Problem requirements:
Go through the data and copy every line exactly, but not the images.

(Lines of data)
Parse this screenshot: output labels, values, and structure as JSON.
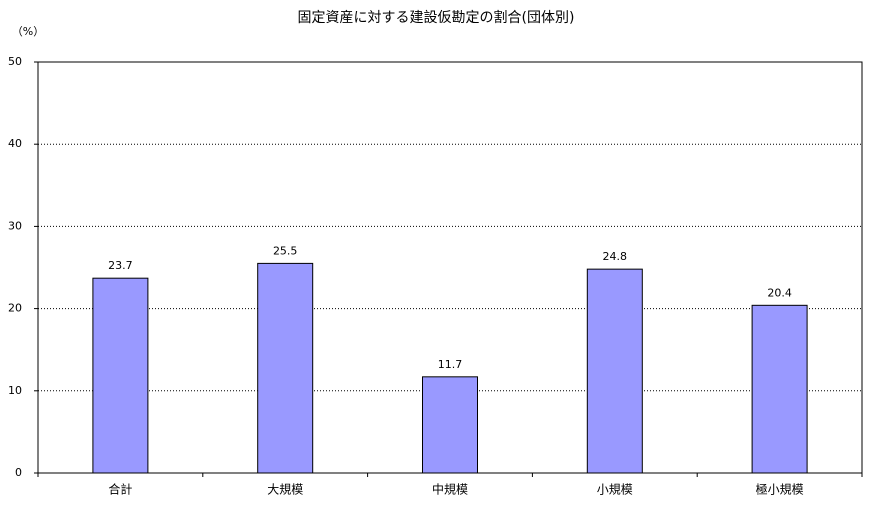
{
  "chart_data": {
    "type": "bar",
    "title": "固定資産に対する建設仮勘定の割合(団体別)",
    "y_axis_label": "（%）",
    "categories": [
      "合計",
      "大規模",
      "中規模",
      "小規模",
      "極小規模"
    ],
    "values": [
      23.7,
      25.5,
      11.7,
      24.8,
      20.4
    ],
    "color": "#9999ff",
    "ylim": [
      0,
      50
    ],
    "yticks": [
      0,
      10,
      20,
      30,
      40,
      50
    ],
    "grid": true
  }
}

Response below:
Parse this screenshot: output labels, values, and structure as JSON.
{
  "chart_data": {
    "type": "bar",
    "title": "固定資産に対する建設仮勘定の割合(団体別)",
    "y_axis_label": "（%）",
    "categories": [
      "合計",
      "大規模",
      "中規模",
      "小規模",
      "極小規模"
    ],
    "values": [
      23.7,
      25.5,
      11.7,
      24.8,
      20.4
    ],
    "color": "#9999ff",
    "ylim": [
      0,
      50
    ],
    "yticks": [
      0,
      10,
      20,
      30,
      40,
      50
    ],
    "grid": true
  }
}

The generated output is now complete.